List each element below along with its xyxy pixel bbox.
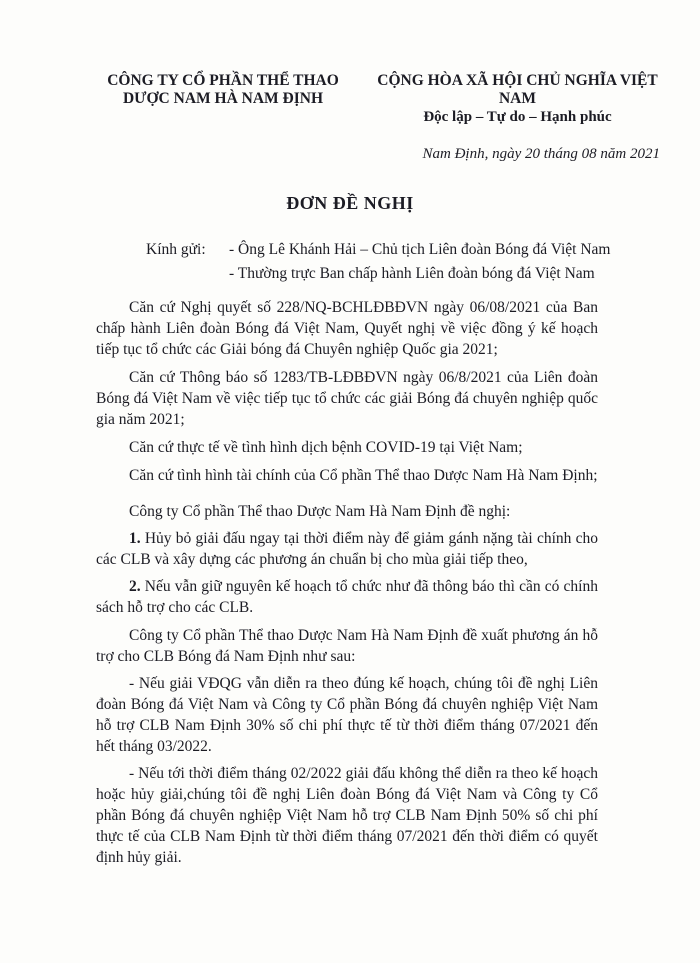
recipient-line-2: - Thường trực Ban chấp hành Liên đoàn bóng đá Việt Nam bbox=[229, 265, 595, 282]
proposal-number: 2. bbox=[129, 578, 141, 595]
company-header bbox=[88, 72, 358, 108]
proposal-number: 1. bbox=[129, 530, 141, 547]
basis-paragraph: Căn cứ thực tế về tình hình dịch bệnh COVID-19 tại Việt Nam; bbox=[129, 439, 523, 456]
nation-name: CỘNG HÒA XÃ HỘI CHỦ NGHĨA VIỆT NAM bbox=[377, 72, 658, 107]
basis-paragraph: Căn cứ Nghị quyết số 228/NQ-BCHLĐBĐVN ngày 06/08/2021 của Ban chấp hành Liên đoàn Bóng đá Việt Nam, Quyết nghị về việc đồng ý kế hoạch tiếp tục tổ chức các Giải bóng đá Chuyên nghiệp Quốc gia 2021; bbox=[96, 299, 598, 358]
document-body bbox=[96, 297, 598, 875]
national-header bbox=[360, 72, 675, 126]
support-item: - Nếu giải VĐQG vẫn diễn ra theo đúng kế hoạch, chúng tôi đề nghị Liên đoàn Bóng đá Việt Nam và Công ty Cổ phần Bóng đá chuyên nghiệp Việt Nam hỗ trợ CLB Nam Định 30% số chi phí thực tế từ thời điểm tháng 07/2021 đến hết tháng 03/2022. bbox=[96, 675, 598, 755]
support-item: - Nếu tới thời điểm tháng 02/2022 giải đấu không thể diễn ra theo kế hoạch hoặc hủy giải,chúng tôi đề nghị Liên đoàn Bóng đá Việt Nam và Công ty Cổ phần Bóng đá chuyên nghiệp Việt Nam hỗ trợ CLB Nam Định 50% số chi phí thực tế của CLB Nam Định từ thời điểm tháng 07/2021 đến thời điểm có quyết định hủy giải. bbox=[96, 765, 598, 866]
proposal-text: Nếu vẫn giữ nguyên kế hoạch tổ chức như đã thông báo thì cần có chính sách hỗ trợ cho các CLB. bbox=[96, 578, 598, 616]
proposal-item bbox=[96, 528, 598, 570]
document-title: ĐƠN ĐỀ NGHỊ bbox=[286, 193, 414, 213]
basis-paragraph: Căn cứ Thông báo số 1283/TB-LĐBĐVN ngày 06/8/2021 của Liên đoàn Bóng đá Việt Nam về việc tiếp tục tổ chức các giải Bóng đá chuyên nghiệp quốc gia năm 2021; bbox=[96, 369, 598, 428]
company-name-line2: DƯỢC NAM HÀ NAM ĐỊNH bbox=[122, 90, 324, 107]
recipient-line-1: - Ông Lê Khánh Hải – Chủ tịch Liên đoàn Bóng đá Việt Nam bbox=[229, 241, 611, 258]
support-intro: Công ty Cổ phần Thể thao Dược Nam Hà Nam Định đề xuất phương án hỗ trợ cho CLB Bóng đá Nam Định như sau: bbox=[96, 627, 598, 665]
basis-paragraph: Căn cứ tình hình tài chính của Cổ phần Thể thao Dược Nam Hà Nam Định; bbox=[129, 467, 598, 484]
date-line: Nam Định, ngày 20 tháng 08 năm 2021 bbox=[422, 146, 660, 162]
proposal-text: Hủy bỏ giải đấu ngay tại thời điểm này để giảm gánh nặng tài chính cho các CLB và xây dựng các phương án chuẩn bị cho mùa giải tiếp theo, bbox=[96, 530, 598, 568]
proposal-intro: Công ty Cổ phần Thể thao Dược Nam Hà Nam Định đề nghị: bbox=[129, 503, 511, 520]
proposal-item bbox=[96, 576, 598, 618]
company-name-line1: CÔNG TY CỔ PHẦN THỂ THAO bbox=[107, 72, 339, 89]
recipient-label: Kính gửi: bbox=[146, 241, 206, 258]
recipient-block bbox=[146, 238, 610, 286]
national-motto: Độc lập – Tự do – Hạnh phúc bbox=[423, 109, 612, 125]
|---|
* WHAT NEEDS TO BE DONE *
Reproduce all of the material above line by line, character for character, and leave out the picture.

* WORKED SOLUTION *
List each element below along with its xyxy pixel bbox.
recipient-line-2: - Thường trực Ban chấp hành Liên đoàn bóng đá Việt Nam bbox=[229, 265, 595, 282]
proposal-number: 2. bbox=[129, 578, 141, 595]
company-header bbox=[88, 72, 358, 108]
proposal-number: 1. bbox=[129, 530, 141, 547]
basis-paragraph: Căn cứ thực tế về tình hình dịch bệnh COVID-19 tại Việt Nam; bbox=[129, 439, 523, 456]
nation-name: CỘNG HÒA XÃ HỘI CHỦ NGHĨA VIỆT NAM bbox=[377, 72, 658, 107]
basis-paragraph: Căn cứ Nghị quyết số 228/NQ-BCHLĐBĐVN ngày 06/08/2021 của Ban chấp hành Liên đoàn Bóng đá Việt Nam, Quyết nghị về việc đồng ý kế hoạch tiếp tục tổ chức các Giải bóng đá Chuyên nghiệp Quốc gia 2021; bbox=[96, 299, 598, 358]
document-body bbox=[96, 297, 598, 875]
national-header bbox=[360, 72, 675, 126]
support-item: - Nếu giải VĐQG vẫn diễn ra theo đúng kế hoạch, chúng tôi đề nghị Liên đoàn Bóng đá Việt Nam và Công ty Cổ phần Bóng đá chuyên nghiệp Việt Nam hỗ trợ CLB Nam Định 30% số chi phí thực tế từ thời điểm tháng 07/2021 đến hết tháng 03/2022. bbox=[96, 675, 598, 755]
support-item: - Nếu tới thời điểm tháng 02/2022 giải đấu không thể diễn ra theo kế hoạch hoặc hủy giải,chúng tôi đề nghị Liên đoàn Bóng đá Việt Nam và Công ty Cổ phần Bóng đá chuyên nghiệp Việt Nam hỗ trợ CLB Nam Định 50% số chi phí thực tế của CLB Nam Định từ thời điểm tháng 07/2021 đến thời điểm có quyết định hủy giải. bbox=[96, 765, 598, 866]
proposal-text: Nếu vẫn giữ nguyên kế hoạch tổ chức như đã thông báo thì cần có chính sách hỗ trợ cho các CLB. bbox=[96, 578, 598, 616]
proposal-item bbox=[96, 528, 598, 570]
document-title: ĐƠN ĐỀ NGHỊ bbox=[286, 193, 414, 213]
basis-paragraph: Căn cứ Thông báo số 1283/TB-LĐBĐVN ngày 06/8/2021 của Liên đoàn Bóng đá Việt Nam về việc tiếp tục tổ chức các giải Bóng đá chuyên nghiệp quốc gia năm 2021; bbox=[96, 369, 598, 428]
company-name-line2: DƯỢC NAM HÀ NAM ĐỊNH bbox=[122, 90, 324, 107]
recipient-line-1: - Ông Lê Khánh Hải – Chủ tịch Liên đoàn Bóng đá Việt Nam bbox=[229, 241, 611, 258]
support-intro: Công ty Cổ phần Thể thao Dược Nam Hà Nam Định đề xuất phương án hỗ trợ cho CLB Bóng đá Nam Định như sau: bbox=[96, 627, 598, 665]
basis-paragraph: Căn cứ tình hình tài chính của Cổ phần Thể thao Dược Nam Hà Nam Định; bbox=[129, 467, 598, 484]
date-line: Nam Định, ngày 20 tháng 08 năm 2021 bbox=[422, 146, 660, 162]
proposal-text: Hủy bỏ giải đấu ngay tại thời điểm này để giảm gánh nặng tài chính cho các CLB và xây dựng các phương án chuẩn bị cho mùa giải tiếp theo, bbox=[96, 530, 598, 568]
proposal-intro: Công ty Cổ phần Thể thao Dược Nam Hà Nam Định đề nghị: bbox=[129, 503, 511, 520]
proposal-item bbox=[96, 576, 598, 618]
company-name-line1: CÔNG TY CỔ PHẦN THỂ THAO bbox=[107, 72, 339, 89]
recipient-label: Kính gửi: bbox=[146, 241, 206, 258]
recipient-block bbox=[146, 238, 610, 286]
national-motto: Độc lập – Tự do – Hạnh phúc bbox=[423, 109, 612, 125]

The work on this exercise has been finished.